== PROVIDED RECORDS ==

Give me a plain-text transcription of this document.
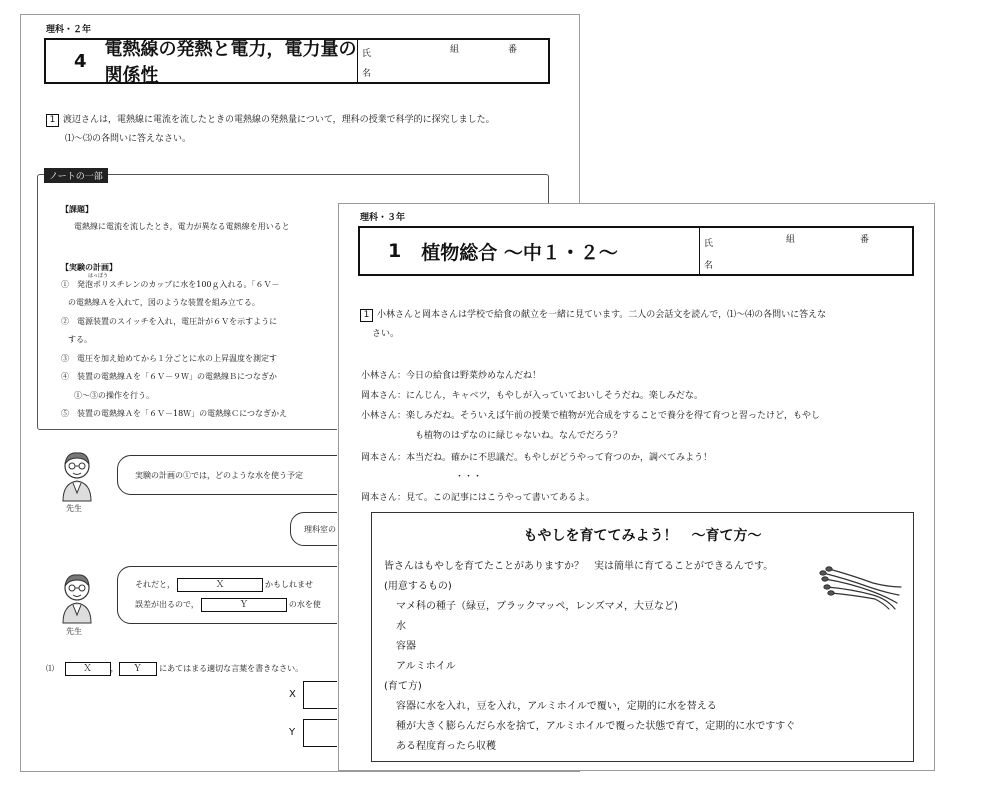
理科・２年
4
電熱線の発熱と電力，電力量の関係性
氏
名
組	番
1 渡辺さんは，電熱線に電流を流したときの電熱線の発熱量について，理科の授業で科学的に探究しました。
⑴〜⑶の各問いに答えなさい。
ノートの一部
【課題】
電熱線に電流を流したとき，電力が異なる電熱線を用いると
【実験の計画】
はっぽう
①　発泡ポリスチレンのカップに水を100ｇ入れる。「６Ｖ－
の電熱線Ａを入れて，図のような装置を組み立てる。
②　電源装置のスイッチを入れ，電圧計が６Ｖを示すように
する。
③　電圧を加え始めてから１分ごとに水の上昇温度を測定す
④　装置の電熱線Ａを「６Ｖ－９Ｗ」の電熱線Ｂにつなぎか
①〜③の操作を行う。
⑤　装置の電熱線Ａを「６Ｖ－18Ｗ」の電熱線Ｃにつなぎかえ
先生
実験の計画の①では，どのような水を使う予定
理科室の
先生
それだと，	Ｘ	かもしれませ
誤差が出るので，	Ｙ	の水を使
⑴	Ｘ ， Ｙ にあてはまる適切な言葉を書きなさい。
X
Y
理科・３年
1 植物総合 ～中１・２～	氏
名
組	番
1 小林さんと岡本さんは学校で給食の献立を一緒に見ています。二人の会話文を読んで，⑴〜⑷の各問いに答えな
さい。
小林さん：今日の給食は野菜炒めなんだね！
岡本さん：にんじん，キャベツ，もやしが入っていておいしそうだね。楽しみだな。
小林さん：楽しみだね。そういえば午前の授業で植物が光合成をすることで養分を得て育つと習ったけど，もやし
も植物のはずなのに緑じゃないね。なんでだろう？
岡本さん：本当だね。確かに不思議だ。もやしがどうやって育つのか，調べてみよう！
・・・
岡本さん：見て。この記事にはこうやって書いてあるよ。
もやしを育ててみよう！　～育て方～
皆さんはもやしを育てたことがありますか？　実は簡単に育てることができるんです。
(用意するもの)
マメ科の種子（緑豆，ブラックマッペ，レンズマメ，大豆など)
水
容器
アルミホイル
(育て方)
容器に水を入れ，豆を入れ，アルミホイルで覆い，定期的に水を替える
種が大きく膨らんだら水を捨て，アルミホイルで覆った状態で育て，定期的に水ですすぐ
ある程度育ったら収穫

===
== PROVIDED RECORDS ==

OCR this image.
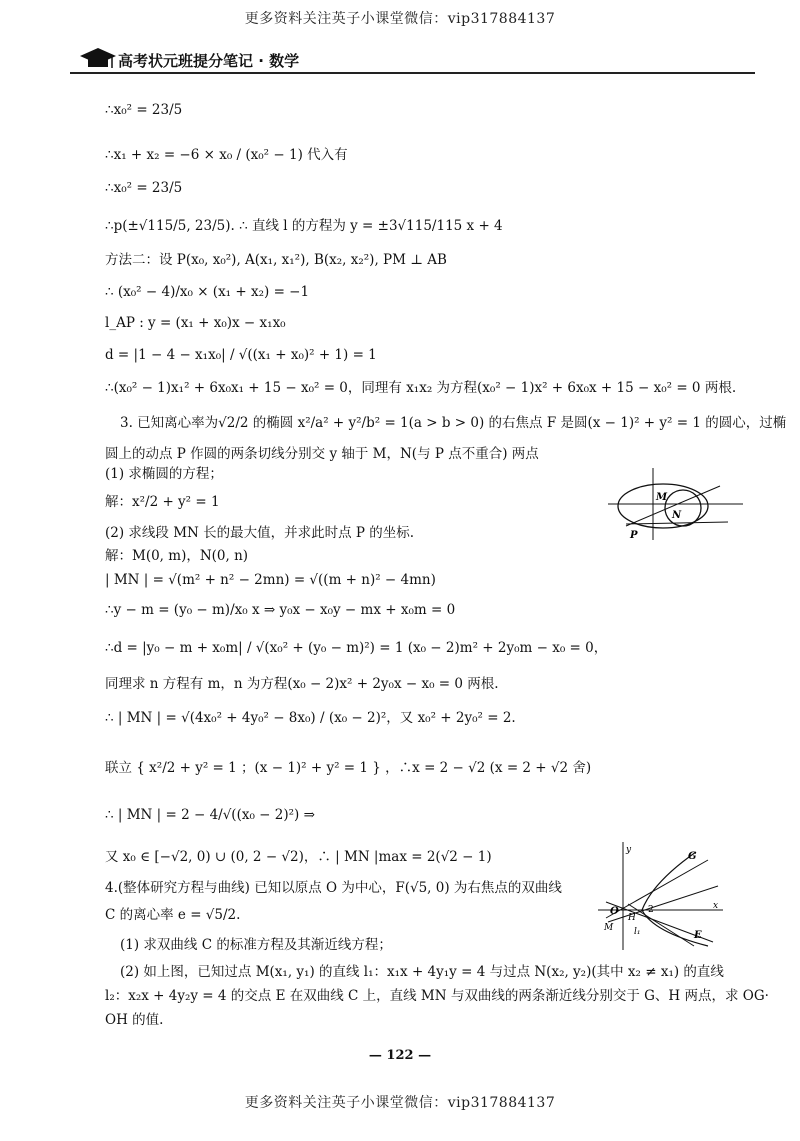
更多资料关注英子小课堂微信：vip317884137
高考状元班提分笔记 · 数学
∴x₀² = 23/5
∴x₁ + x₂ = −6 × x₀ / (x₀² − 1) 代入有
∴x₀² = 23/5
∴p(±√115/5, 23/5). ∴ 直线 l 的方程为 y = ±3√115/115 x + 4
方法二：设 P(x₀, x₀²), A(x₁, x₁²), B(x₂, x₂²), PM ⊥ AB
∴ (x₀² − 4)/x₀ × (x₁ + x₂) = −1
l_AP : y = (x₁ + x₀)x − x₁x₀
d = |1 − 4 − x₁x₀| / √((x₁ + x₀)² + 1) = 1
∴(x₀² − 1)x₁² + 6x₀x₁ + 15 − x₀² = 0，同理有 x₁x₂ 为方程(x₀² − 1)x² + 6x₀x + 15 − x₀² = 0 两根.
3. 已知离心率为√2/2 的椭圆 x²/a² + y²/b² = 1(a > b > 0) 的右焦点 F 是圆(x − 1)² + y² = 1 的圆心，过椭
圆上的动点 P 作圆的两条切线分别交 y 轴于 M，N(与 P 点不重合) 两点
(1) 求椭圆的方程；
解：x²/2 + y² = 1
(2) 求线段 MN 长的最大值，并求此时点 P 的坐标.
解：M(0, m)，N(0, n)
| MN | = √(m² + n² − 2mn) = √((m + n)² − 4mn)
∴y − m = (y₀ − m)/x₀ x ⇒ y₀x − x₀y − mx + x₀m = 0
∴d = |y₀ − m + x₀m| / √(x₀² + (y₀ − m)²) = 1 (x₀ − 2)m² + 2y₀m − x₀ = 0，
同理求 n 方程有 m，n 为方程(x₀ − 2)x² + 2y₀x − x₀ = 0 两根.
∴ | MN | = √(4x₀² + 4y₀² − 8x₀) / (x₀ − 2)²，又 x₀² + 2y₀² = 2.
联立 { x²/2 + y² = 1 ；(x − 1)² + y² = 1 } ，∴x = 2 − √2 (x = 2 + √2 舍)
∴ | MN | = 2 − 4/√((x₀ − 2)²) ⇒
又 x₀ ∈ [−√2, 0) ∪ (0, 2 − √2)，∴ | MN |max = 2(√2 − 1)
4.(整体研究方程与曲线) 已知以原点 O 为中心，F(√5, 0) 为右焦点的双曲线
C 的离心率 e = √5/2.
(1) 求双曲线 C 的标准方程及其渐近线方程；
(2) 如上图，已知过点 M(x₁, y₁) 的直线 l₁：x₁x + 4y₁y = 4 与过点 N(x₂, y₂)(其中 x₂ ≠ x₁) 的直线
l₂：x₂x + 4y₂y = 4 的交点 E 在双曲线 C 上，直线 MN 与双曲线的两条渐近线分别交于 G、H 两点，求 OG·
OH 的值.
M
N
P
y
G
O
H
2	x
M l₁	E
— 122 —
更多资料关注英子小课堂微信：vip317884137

===
== PROVIDED RECORDS ==

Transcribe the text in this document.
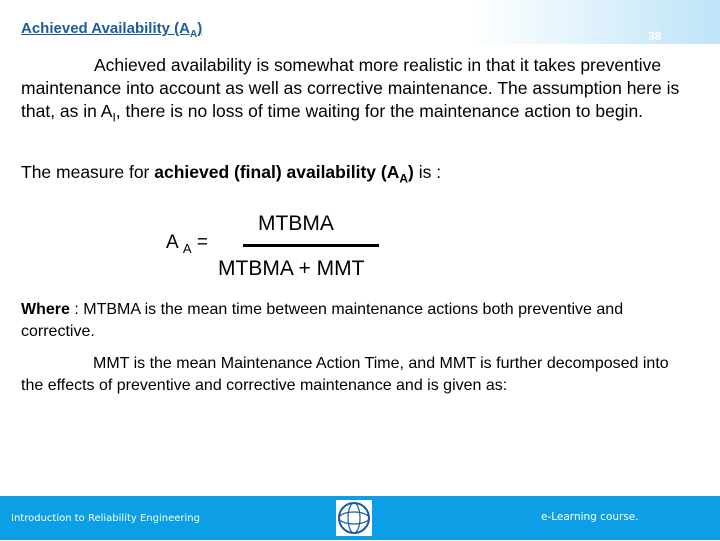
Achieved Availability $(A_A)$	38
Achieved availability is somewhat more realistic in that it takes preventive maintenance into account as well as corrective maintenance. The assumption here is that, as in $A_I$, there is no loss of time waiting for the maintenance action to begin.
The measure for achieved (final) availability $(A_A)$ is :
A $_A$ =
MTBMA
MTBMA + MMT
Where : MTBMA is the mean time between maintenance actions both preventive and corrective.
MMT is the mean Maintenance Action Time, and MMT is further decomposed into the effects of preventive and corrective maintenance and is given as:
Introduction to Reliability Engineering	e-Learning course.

===

Find all the lines containing "maintenance" in the material, then copy them.

**REPLY:**
Achieved availability is somewhat more realistic in that it takes preventive maintenance into account as well as corrective maintenance. The assumption here is that, as in $A_I$, there is no loss of time waiting for the maintenance action to begin.
Where : MTBMA is the mean time between maintenance actions both preventive and corrective.
MMT is the mean Maintenance Action Time, and MMT is further decomposed into the effects of preventive and corrective maintenance and is given as:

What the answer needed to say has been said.